Instruction: Reproduce all of the data exactly.

Supplied data:

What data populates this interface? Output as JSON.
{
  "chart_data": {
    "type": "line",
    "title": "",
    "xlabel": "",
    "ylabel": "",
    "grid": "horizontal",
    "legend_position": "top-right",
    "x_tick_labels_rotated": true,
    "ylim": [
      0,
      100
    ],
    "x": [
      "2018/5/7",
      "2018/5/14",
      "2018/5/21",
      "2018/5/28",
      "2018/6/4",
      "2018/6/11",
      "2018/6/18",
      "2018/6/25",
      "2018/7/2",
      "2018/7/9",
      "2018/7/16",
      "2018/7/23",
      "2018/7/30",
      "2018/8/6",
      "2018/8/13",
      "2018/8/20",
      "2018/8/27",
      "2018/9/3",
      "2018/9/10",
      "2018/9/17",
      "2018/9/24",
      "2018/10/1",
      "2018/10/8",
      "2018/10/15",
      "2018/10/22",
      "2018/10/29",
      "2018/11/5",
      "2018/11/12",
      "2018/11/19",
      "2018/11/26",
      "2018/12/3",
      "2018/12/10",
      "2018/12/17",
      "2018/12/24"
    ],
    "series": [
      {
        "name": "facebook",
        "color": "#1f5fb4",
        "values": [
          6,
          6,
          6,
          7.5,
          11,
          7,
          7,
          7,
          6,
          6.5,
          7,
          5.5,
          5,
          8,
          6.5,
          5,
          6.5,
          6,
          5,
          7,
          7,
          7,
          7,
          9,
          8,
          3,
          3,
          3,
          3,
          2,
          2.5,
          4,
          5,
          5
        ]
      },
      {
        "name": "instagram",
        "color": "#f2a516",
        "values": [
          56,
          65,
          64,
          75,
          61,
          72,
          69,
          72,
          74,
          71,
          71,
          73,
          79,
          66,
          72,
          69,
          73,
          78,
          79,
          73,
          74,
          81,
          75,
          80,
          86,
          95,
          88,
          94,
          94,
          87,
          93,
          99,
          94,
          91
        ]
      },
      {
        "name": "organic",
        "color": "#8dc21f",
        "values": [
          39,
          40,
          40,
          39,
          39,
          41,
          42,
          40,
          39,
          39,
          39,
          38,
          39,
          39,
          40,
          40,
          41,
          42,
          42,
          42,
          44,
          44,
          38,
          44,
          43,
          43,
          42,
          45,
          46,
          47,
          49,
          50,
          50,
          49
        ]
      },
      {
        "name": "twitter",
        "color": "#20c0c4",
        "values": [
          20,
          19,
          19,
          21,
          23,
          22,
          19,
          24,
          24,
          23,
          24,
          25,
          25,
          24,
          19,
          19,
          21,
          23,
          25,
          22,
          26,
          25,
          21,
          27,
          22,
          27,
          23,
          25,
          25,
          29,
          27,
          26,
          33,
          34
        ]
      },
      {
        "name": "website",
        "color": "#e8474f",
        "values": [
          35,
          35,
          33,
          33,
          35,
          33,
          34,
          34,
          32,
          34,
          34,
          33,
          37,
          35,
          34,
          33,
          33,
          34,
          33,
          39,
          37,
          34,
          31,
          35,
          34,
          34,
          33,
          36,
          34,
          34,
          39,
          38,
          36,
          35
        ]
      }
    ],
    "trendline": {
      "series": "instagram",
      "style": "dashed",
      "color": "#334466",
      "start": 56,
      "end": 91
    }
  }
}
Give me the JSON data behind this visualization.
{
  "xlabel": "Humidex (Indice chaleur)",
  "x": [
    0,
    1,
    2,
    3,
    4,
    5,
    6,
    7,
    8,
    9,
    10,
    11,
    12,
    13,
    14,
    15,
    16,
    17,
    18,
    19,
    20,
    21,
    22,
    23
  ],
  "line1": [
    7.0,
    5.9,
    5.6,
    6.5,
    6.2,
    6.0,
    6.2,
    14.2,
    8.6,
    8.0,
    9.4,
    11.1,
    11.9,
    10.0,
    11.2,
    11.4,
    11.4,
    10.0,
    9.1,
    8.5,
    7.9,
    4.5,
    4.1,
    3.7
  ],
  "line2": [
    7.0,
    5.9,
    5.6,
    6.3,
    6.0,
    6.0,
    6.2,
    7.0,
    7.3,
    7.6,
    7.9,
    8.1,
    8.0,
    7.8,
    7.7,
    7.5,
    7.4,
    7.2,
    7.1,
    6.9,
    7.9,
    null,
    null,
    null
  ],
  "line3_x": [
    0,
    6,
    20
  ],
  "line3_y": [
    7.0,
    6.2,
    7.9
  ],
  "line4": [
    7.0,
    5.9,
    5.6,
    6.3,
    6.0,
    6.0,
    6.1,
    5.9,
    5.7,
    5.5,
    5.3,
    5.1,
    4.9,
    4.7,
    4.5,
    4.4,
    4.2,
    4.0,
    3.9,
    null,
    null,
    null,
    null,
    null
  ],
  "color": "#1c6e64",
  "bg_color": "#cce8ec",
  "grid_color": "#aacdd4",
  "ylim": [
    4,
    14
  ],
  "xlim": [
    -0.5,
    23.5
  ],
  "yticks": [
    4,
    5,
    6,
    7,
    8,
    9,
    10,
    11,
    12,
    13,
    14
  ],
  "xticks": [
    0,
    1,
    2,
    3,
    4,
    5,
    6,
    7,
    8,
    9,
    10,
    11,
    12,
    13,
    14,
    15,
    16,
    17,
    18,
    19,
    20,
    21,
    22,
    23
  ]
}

Correct output:
What data populates this interface? Output as JSON.
{
  "chart_data": {
    "type": "line",
    "title": "",
    "xlabel": "",
    "ylabel": "",
    "grid": "horizontal",
    "legend_position": "top-right",
    "x_tick_labels_rotated": true,
    "ylim": [
      0,
      100
    ],
    "x": [
      "2018/5/7",
      "2018/5/14",
      "2018/5/21",
      "2018/5/28",
      "2018/6/4",
      "2018/6/11",
      "2018/6/18",
      "2018/6/25",
      "2018/7/2",
      "2018/7/9",
      "2018/7/16",
      "2018/7/23",
      "2018/7/30",
      "2018/8/6",
      "2018/8/13",
      "2018/8/20",
      "2018/8/27",
      "2018/9/3",
      "2018/9/10",
      "2018/9/17",
      "2018/9/24",
      "2018/10/1",
      "2018/10/8",
      "2018/10/15",
      "2018/10/22",
      "2018/10/29",
      "2018/11/5",
      "2018/11/12",
      "2018/11/19",
      "2018/11/26",
      "2018/12/3",
      "2018/12/10",
      "2018/12/17",
      "2018/12/24"
    ],
    "series": [
      {
        "name": "facebook",
        "color": "#1f5fb4",
        "values": [
          6,
          6,
          6,
          7.5,
          11,
          7,
          7,
          7,
          6,
          6.5,
          7,
          5.5,
          5,
          8,
          6.5,
          5,
          6.5,
          6,
          5,
          7,
          7,
          7,
          7,
          9,
          8,
          3,
          3,
          3,
          3,
          2,
          2.5,
          4,
          5,
          5
        ]
      },
      {
        "name": "instagram",
        "color": "#f2a516",
        "values": [
          56,
          65,
          64,
          75,
          61,
          72,
          69,
          72,
          74,
          71,
          71,
          73,
          79,
          66,
          72,
          69,
          73,
          78,
          79,
          73,
          74,
          81,
          75,
          80,
          86,
          95,
          88,
          94,
          94,
          87,
          93,
          99,
          94,
          91
        ]
      },
      {
        "name": "organic",
        "color": "#8dc21f",
        "values": [
          39,
          40,
          40,
          39,
          39,
          41,
          42,
          40,
          39,
          39,
          39,
          38,
          39,
          39,
          40,
          40,
          41,
          42,
          42,
          42,
          44,
          44,
          38,
          44,
          43,
          43,
          42,
          45,
          46,
          47,
          49,
          50,
          50,
          49
        ]
      },
      {
        "name": "twitter",
        "color": "#20c0c4",
        "values": [
          20,
          19,
          19,
          21,
          23,
          22,
          19,
          24,
          24,
          23,
          24,
          25,
          25,
          24,
          19,
          19,
          21,
          23,
          25,
          22,
          26,
          25,
          21,
          27,
          22,
          27,
          23,
          25,
          25,
          29,
          27,
          26,
          33,
          34
        ]
      },
      {
        "name": "website",
        "color": "#e8474f",
        "values": [
          35,
          35,
          33,
          33,
          35,
          33,
          34,
          34,
          32,
          34,
          34,
          33,
          37,
          35,
          34,
          33,
          33,
          34,
          33,
          39,
          37,
          34,
          31,
          35,
          34,
          34,
          33,
          36,
          34,
          34,
          39,
          38,
          36,
          35
        ]
      }
    ],
    "trendline": {
      "series": "instagram",
      "style": "dashed",
      "color": "#334466",
      "start": 56,
      "end": 91
    }
  }
}
Give me the JSON data behind this visualization.
{
  "xlabel": "Humidex (Indice chaleur)",
  "x": [
    0,
    1,
    2,
    3,
    4,
    5,
    6,
    7,
    8,
    9,
    10,
    11,
    12,
    13,
    14,
    15,
    16,
    17,
    18,
    19,
    20,
    21,
    22,
    23
  ],
  "line1": [
    7.0,
    5.9,
    5.6,
    6.5,
    6.2,
    6.0,
    6.2,
    14.2,
    8.6,
    8.0,
    9.4,
    11.1,
    11.9,
    10.0,
    11.2,
    11.4,
    11.4,
    10.0,
    9.1,
    8.5,
    7.9,
    4.5,
    4.1,
    3.7
  ],
  "line2": [
    7.0,
    5.9,
    5.6,
    6.3,
    6.0,
    6.0,
    6.2,
    7.0,
    7.3,
    7.6,
    7.9,
    8.1,
    8.0,
    7.8,
    7.7,
    7.5,
    7.4,
    7.2,
    7.1,
    6.9,
    7.9,
    null,
    null,
    null
  ],
  "line3_x": [
    0,
    6,
    20
  ],
  "line3_y": [
    7.0,
    6.2,
    7.9
  ],
  "line4": [
    7.0,
    5.9,
    5.6,
    6.3,
    6.0,
    6.0,
    6.1,
    5.9,
    5.7,
    5.5,
    5.3,
    5.1,
    4.9,
    4.7,
    4.5,
    4.4,
    4.2,
    4.0,
    3.9,
    null,
    null,
    null,
    null,
    null
  ],
  "color": "#1c6e64",
  "bg_color": "#cce8ec",
  "grid_color": "#aacdd4",
  "ylim": [
    4,
    14
  ],
  "xlim": [
    -0.5,
    23.5
  ],
  "yticks": [
    4,
    5,
    6,
    7,
    8,
    9,
    10,
    11,
    12,
    13,
    14
  ],
  "xticks": [
    0,
    1,
    2,
    3,
    4,
    5,
    6,
    7,
    8,
    9,
    10,
    11,
    12,
    13,
    14,
    15,
    16,
    17,
    18,
    19,
    20,
    21,
    22,
    23
  ]
}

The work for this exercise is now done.